▶ [Problem to solve] Find each line containing the word "name" and report how many there are. Add nothing else.

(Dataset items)
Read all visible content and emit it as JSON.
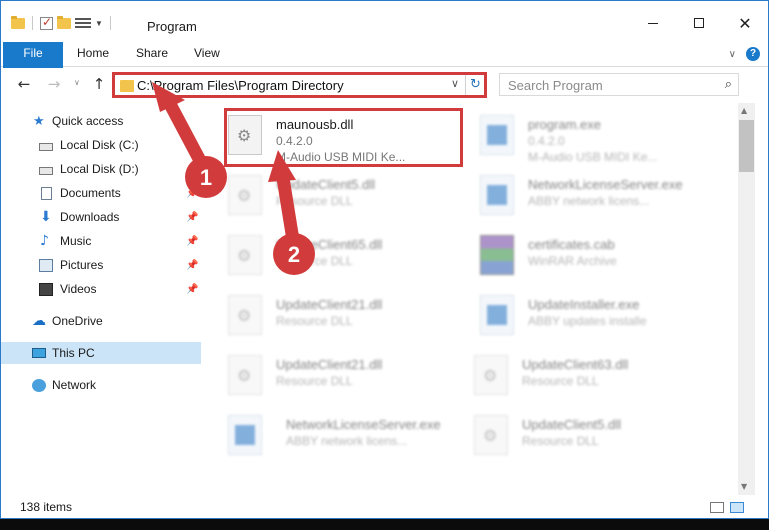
{
  "window": {
    "title": "Program",
    "tabs": [
      "File",
      "Home",
      "Share",
      "View"
    ]
  },
  "nav": {
    "address": "C:\\Program Files\\Program Directory",
    "search_placeholder": "Search Program"
  },
  "sidebar": {
    "items": [
      {
        "label": "Quick access",
        "icon": "star-icon"
      },
      {
        "label": "Local Disk (C:)",
        "icon": "drive-icon"
      },
      {
        "label": "Local Disk (D:)",
        "icon": "drive-icon"
      },
      {
        "label": "Documents",
        "icon": "documents-icon",
        "pinned": true
      },
      {
        "label": "Downloads",
        "icon": "downloads-icon",
        "pinned": true
      },
      {
        "label": "Music",
        "icon": "music-icon",
        "pinned": true
      },
      {
        "label": "Pictures",
        "icon": "pictures-icon",
        "pinned": true
      },
      {
        "label": "Videos",
        "icon": "videos-icon",
        "pinned": true
      },
      {
        "label": "OneDrive",
        "icon": "onedrive-icon"
      },
      {
        "label": "This PC",
        "icon": "pc-icon",
        "selected": true
      },
      {
        "label": "Network",
        "icon": "network-icon"
      }
    ]
  },
  "files": [
    {
      "name": "maunousb.dll",
      "line2": "0.4.2.0",
      "line3": "M-Audio USB MIDI Ke...",
      "type": "dll",
      "highlighted": true
    },
    {
      "name": "program.exe",
      "line2": "0.4.2.0",
      "line3": "M-Audio USB MIDI Ke...",
      "type": "exe"
    },
    {
      "name": "UpdateClient5.dll",
      "line2": "Resource DLL",
      "type": "dll"
    },
    {
      "name": "NetworkLicenseServer.exe",
      "line2": "ABBY network licens...",
      "type": "exe"
    },
    {
      "name": "UpdateClient65.dll",
      "line2": "Resource DLL",
      "type": "dll"
    },
    {
      "name": "certificates.cab",
      "line2": "WinRAR Archive",
      "type": "cab"
    },
    {
      "name": "UpdateClient21.dll",
      "line2": "Resource DLL",
      "type": "dll"
    },
    {
      "name": "UpdateInstaller.exe",
      "line2": "ABBY updates installe",
      "type": "exe"
    },
    {
      "name": "UpdateClient21.dll",
      "line2": "Resource DLL",
      "type": "dll"
    },
    {
      "name": "UpdateClient63.dll",
      "line2": "Resource DLL",
      "type": "dll"
    },
    {
      "name": "NetworkLicenseServer.exe",
      "line2": "ABBY network licens...",
      "type": "exe"
    },
    {
      "name": "UpdateClient5.dll",
      "line2": "Resource DLL",
      "type": "dll"
    }
  ],
  "annotations": {
    "step1": "1",
    "step2": "2",
    "color": "#d23b3b"
  },
  "status": {
    "item_count": "138 items"
  }
}
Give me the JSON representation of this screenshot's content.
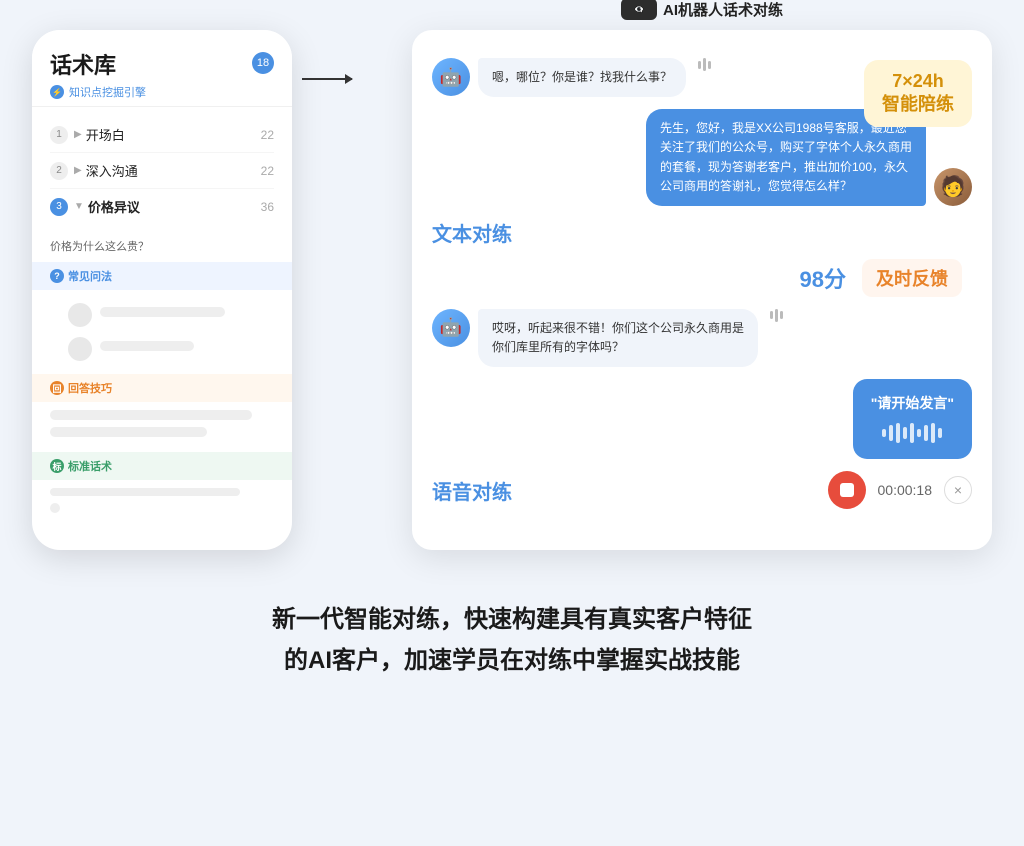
{
  "page": {
    "background_color": "#f0f4fa"
  },
  "left_panel": {
    "title": "话术库",
    "subtitle": "知识点挖掘引擎",
    "badge": "18",
    "nav_items": [
      {
        "num": "1",
        "arrow": "▶",
        "label": "开场白",
        "count": "22",
        "active": false
      },
      {
        "num": "2",
        "arrow": "▶",
        "label": "深入沟通",
        "count": "22",
        "active": false
      },
      {
        "num": "3",
        "arrow": "▼",
        "label": "价格异议",
        "count": "36",
        "active": true
      }
    ],
    "price_question": "价格为什么这么贵？",
    "sections": [
      {
        "type": "blue",
        "label": "常见问法",
        "icon": "?"
      },
      {
        "type": "orange",
        "label": "回答技巧",
        "icon": "回"
      },
      {
        "type": "green",
        "label": "标准话术",
        "icon": "标"
      }
    ]
  },
  "right_panel": {
    "arrow_label": "AI机器人话术对练",
    "tag_7x24": "7×24h\n智能陪练",
    "tag_wenben": "文本对练",
    "tag_98": "98分",
    "tag_jishi": "及时反馈",
    "tag_yuyin": "语音对练",
    "timer": "00:00:18",
    "messages": [
      {
        "type": "bot",
        "text": "嗯，哪位？你是谁？找我什么事？",
        "has_sound": true
      },
      {
        "type": "user",
        "text": "先生，您好，我是XX公司1988号客服，最近您关注了我们的公众号，购买了字体个人永久商用的套餐，现为答谢老客户，推出加价100，永久公司商用的答谢礼，您觉得怎么样？"
      },
      {
        "type": "bot",
        "text": "哎呀，听起来很不错！你们这个公司永久商用是你们库里所有的字体吗？",
        "has_sound": true
      },
      {
        "type": "voice_bubble",
        "text": "\"请开始发言\""
      }
    ],
    "voice_controls": {
      "timer": "00:00:18",
      "close": "×"
    }
  },
  "bottom_text": {
    "line1": "新一代智能对练，快速构建具有真实客户特征",
    "line2": "的AI客户，加速学员在对练中掌握实战技能"
  }
}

▶ [Exercise response] 12